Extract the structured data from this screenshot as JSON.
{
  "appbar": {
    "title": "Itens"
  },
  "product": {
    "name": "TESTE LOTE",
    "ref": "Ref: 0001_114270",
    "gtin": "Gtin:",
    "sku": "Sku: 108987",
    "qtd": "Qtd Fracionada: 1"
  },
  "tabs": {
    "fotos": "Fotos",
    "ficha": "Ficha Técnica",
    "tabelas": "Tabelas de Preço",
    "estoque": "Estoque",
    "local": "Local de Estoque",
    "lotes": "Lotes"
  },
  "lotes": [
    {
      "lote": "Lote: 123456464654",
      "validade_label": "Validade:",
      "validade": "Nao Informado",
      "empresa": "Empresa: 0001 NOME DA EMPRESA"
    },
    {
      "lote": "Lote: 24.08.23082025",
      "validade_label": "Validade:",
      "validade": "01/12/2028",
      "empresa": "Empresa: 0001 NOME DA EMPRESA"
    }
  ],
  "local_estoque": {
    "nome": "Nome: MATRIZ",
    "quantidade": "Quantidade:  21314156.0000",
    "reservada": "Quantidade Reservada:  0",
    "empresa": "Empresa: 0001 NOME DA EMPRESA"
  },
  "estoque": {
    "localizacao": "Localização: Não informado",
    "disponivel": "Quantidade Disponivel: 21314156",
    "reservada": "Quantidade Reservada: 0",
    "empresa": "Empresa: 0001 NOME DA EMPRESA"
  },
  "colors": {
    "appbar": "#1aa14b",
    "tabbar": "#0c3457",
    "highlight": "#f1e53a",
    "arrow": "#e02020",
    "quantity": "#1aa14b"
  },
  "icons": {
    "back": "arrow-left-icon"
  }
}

*REQUIREMENTS*: Retype all of the material above with every character intact.

*SOLUTION FOR THIS EXERCISE*:
Extract the structured data from this screenshot as JSON.
{
  "appbar": {
    "title": "Itens"
  },
  "product": {
    "name": "TESTE LOTE",
    "ref": "Ref: 0001_114270",
    "gtin": "Gtin:",
    "sku": "Sku: 108987",
    "qtd": "Qtd Fracionada: 1"
  },
  "tabs": {
    "fotos": "Fotos",
    "ficha": "Ficha Técnica",
    "tabelas": "Tabelas de Preço",
    "estoque": "Estoque",
    "local": "Local de Estoque",
    "lotes": "Lotes"
  },
  "lotes": [
    {
      "lote": "Lote: 123456464654",
      "validade_label": "Validade:",
      "validade": "Nao Informado",
      "empresa": "Empresa: 0001 NOME DA EMPRESA"
    },
    {
      "lote": "Lote: 24.08.23082025",
      "validade_label": "Validade:",
      "validade": "01/12/2028",
      "empresa": "Empresa: 0001 NOME DA EMPRESA"
    }
  ],
  "local_estoque": {
    "nome": "Nome: MATRIZ",
    "quantidade": "Quantidade:  21314156.0000",
    "reservada": "Quantidade Reservada:  0",
    "empresa": "Empresa: 0001 NOME DA EMPRESA"
  },
  "estoque": {
    "localizacao": "Localização: Não informado",
    "disponivel": "Quantidade Disponivel: 21314156",
    "reservada": "Quantidade Reservada: 0",
    "empresa": "Empresa: 0001 NOME DA EMPRESA"
  },
  "colors": {
    "appbar": "#1aa14b",
    "tabbar": "#0c3457",
    "highlight": "#f1e53a",
    "arrow": "#e02020",
    "quantity": "#1aa14b"
  },
  "icons": {
    "back": "arrow-left-icon"
  }
}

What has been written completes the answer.